:: Problem details ::
Take the line that contains "Extract the structured" as the first line and the last line of the material below as the final one; reproduce exactly the lines between, inclusive.

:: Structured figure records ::
+ + + + + + +
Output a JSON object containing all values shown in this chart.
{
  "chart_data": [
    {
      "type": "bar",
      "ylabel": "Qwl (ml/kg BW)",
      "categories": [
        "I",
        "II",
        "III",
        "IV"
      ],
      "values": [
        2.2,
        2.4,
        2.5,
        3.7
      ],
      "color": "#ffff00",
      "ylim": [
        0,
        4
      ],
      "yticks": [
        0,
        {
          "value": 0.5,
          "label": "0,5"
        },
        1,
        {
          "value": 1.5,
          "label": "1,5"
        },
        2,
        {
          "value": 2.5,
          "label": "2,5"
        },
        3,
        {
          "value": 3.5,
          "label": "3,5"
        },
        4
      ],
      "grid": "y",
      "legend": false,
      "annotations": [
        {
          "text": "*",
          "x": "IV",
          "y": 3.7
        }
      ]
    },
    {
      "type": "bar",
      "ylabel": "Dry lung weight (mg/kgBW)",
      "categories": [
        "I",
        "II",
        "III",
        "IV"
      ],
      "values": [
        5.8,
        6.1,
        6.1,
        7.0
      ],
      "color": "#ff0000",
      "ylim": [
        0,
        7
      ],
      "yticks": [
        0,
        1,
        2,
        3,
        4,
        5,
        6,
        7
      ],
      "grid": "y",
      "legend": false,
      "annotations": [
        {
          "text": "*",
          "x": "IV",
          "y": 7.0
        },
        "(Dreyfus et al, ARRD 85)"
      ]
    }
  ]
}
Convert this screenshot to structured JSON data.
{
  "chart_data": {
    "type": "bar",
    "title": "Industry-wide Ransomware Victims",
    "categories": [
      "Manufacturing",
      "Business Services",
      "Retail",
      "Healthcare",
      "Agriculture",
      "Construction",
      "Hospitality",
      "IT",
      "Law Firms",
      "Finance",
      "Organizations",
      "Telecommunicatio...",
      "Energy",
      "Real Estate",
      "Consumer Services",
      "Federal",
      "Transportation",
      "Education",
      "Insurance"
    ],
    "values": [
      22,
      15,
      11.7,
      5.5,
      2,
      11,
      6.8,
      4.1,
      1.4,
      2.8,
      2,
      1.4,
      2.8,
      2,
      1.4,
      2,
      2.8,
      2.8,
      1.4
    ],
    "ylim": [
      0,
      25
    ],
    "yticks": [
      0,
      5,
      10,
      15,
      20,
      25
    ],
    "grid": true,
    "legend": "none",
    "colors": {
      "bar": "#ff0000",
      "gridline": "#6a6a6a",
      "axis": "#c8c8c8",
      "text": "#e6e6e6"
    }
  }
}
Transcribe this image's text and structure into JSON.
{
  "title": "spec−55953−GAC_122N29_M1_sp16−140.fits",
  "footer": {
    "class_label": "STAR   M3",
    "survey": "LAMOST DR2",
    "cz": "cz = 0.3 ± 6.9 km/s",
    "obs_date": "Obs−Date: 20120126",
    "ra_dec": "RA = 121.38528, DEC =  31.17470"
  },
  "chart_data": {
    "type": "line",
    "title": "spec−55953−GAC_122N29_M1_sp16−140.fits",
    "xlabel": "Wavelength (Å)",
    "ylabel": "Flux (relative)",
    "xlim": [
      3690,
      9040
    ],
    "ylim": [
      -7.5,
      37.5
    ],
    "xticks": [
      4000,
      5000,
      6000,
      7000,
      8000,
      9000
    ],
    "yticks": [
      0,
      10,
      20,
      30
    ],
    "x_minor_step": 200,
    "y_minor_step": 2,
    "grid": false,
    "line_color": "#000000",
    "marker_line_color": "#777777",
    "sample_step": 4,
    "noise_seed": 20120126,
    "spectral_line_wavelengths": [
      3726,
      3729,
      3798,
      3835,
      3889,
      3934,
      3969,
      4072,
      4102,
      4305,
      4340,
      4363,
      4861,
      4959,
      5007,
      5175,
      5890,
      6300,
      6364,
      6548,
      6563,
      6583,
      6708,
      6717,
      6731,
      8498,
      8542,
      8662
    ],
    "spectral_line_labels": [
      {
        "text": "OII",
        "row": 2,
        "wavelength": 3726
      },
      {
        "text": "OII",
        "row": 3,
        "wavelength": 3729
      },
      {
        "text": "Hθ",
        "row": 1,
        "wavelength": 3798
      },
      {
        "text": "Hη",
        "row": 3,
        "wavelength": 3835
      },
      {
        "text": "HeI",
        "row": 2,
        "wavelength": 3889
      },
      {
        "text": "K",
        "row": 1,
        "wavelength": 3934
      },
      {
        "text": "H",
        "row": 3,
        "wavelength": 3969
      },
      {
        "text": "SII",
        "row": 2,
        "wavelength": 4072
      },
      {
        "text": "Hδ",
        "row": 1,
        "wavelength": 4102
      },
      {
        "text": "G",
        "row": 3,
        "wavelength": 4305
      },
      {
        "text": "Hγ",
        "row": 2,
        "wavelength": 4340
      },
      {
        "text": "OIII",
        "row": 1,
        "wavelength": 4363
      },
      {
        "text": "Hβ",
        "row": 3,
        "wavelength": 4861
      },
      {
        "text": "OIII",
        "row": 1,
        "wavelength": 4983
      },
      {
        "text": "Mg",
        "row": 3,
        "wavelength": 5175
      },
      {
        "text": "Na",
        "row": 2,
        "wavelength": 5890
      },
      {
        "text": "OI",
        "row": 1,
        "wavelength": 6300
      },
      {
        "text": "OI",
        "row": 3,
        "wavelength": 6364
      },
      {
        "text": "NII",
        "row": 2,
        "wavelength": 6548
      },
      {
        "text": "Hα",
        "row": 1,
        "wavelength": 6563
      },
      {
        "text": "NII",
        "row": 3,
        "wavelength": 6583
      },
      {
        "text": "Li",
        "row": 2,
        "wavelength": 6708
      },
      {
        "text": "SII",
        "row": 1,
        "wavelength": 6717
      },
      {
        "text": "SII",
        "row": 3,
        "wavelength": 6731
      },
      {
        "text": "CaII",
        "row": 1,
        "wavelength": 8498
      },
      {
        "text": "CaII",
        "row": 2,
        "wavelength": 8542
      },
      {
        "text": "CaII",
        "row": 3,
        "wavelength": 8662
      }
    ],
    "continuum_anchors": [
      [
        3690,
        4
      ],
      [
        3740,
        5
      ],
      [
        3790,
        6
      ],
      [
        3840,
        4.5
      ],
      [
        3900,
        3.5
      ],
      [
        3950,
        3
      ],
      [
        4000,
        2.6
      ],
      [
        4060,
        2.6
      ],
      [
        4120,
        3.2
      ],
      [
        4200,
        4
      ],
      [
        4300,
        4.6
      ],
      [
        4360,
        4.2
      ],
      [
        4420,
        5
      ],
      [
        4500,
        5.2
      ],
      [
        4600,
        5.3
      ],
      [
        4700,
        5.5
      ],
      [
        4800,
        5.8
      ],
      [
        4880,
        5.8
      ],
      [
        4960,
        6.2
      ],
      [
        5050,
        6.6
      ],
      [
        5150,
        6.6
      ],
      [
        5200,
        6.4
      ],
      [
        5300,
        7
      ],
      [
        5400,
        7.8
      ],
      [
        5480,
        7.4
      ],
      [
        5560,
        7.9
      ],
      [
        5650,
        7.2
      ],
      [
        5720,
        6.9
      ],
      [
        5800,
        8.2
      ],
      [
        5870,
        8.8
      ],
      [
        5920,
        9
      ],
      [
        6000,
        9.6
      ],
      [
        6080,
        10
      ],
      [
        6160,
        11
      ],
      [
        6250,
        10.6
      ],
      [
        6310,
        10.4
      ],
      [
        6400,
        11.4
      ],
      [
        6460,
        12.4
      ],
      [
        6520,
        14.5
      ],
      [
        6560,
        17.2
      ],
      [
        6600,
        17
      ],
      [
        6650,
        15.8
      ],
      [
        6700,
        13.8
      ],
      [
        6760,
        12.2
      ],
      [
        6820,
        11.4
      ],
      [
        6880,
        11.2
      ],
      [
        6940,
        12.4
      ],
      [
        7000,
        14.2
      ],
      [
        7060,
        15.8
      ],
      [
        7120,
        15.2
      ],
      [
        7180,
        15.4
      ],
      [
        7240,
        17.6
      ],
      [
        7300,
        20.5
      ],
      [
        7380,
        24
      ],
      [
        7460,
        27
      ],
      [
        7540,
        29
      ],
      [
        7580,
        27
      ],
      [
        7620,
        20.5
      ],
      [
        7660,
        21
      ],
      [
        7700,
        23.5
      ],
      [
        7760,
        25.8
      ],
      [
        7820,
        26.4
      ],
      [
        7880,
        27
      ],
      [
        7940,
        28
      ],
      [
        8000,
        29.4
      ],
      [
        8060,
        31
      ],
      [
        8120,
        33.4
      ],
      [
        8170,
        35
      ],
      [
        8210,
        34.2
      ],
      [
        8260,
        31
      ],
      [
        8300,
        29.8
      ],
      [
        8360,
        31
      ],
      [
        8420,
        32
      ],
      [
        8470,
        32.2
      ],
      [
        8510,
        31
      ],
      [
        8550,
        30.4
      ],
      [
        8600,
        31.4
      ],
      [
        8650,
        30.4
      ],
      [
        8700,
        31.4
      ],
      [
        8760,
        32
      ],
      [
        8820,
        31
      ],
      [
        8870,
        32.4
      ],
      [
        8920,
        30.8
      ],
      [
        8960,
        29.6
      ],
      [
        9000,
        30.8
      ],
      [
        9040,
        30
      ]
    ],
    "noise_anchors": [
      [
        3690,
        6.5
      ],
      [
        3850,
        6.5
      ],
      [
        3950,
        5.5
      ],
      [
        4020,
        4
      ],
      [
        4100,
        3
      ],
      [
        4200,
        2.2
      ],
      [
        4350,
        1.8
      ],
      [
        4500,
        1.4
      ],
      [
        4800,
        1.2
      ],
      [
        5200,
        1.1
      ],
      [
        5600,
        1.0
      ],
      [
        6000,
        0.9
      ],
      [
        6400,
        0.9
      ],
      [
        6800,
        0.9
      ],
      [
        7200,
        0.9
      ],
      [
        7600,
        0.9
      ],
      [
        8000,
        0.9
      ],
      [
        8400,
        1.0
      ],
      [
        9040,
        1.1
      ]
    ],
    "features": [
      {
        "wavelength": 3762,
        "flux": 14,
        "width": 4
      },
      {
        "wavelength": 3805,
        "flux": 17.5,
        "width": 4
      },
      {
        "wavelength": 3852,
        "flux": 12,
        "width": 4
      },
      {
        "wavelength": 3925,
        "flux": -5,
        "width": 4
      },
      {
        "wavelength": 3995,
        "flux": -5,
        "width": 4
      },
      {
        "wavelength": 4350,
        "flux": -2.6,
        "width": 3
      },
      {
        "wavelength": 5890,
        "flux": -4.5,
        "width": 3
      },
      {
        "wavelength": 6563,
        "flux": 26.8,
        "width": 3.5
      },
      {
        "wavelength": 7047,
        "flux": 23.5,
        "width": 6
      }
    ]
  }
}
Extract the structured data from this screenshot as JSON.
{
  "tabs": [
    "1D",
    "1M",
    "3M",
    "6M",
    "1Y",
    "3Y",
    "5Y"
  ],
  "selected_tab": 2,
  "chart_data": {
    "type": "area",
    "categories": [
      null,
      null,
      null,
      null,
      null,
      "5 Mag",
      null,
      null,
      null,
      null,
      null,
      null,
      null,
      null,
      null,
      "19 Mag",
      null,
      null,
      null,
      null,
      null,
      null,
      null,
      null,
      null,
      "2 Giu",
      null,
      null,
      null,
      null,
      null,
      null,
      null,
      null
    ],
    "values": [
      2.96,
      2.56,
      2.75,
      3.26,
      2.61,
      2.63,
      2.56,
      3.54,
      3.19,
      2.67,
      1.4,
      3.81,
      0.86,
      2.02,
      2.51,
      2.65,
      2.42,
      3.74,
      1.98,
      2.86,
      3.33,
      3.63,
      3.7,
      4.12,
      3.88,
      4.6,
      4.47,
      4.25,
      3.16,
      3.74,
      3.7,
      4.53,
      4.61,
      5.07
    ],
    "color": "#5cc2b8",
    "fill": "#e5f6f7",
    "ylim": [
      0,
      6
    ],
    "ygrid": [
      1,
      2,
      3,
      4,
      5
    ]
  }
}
+ + + + + + +
:: Task answer ::
Extract the structured data from this screenshot as JSON.
{
  "tabs": [
    "1D",
    "1M",
    "3M",
    "6M",
    "1Y",
    "3Y",
    "5Y"
  ],
  "selected_tab": 2,
  "chart_data": {
    "type": "area",
    "categories": [
      null,
      null,
      null,
      null,
      null,
      "5 Mag",
      null,
      null,
      null,
      null,
      null,
      null,
      null,
      null,
      null,
      "19 Mag",
      null,
      null,
      null,
      null,
      null,
      null,
      null,
      null,
      null,
      "2 Giu",
      null,
      null,
      null,
      null,
      null,
      null,
      null,
      null
    ],
    "values": [
      2.96,
      2.56,
      2.75,
      3.26,
      2.61,
      2.63,
      2.56,
      3.54,
      3.19,
      2.67,
      1.4,
      3.81,
      0.86,
      2.02,
      2.51,
      2.65,
      2.42,
      3.74,
      1.98,
      2.86,
      3.33,
      3.63,
      3.7,
      4.12,
      3.88,
      4.6,
      4.47,
      4.25,
      3.16,
      3.74,
      3.7,
      4.53,
      4.61,
      5.07
    ],
    "color": "#5cc2b8",
    "fill": "#e5f6f7",
    "ylim": [
      0,
      6
    ],
    "ygrid": [
      1,
      2,
      3,
      4,
      5
    ]
  }
}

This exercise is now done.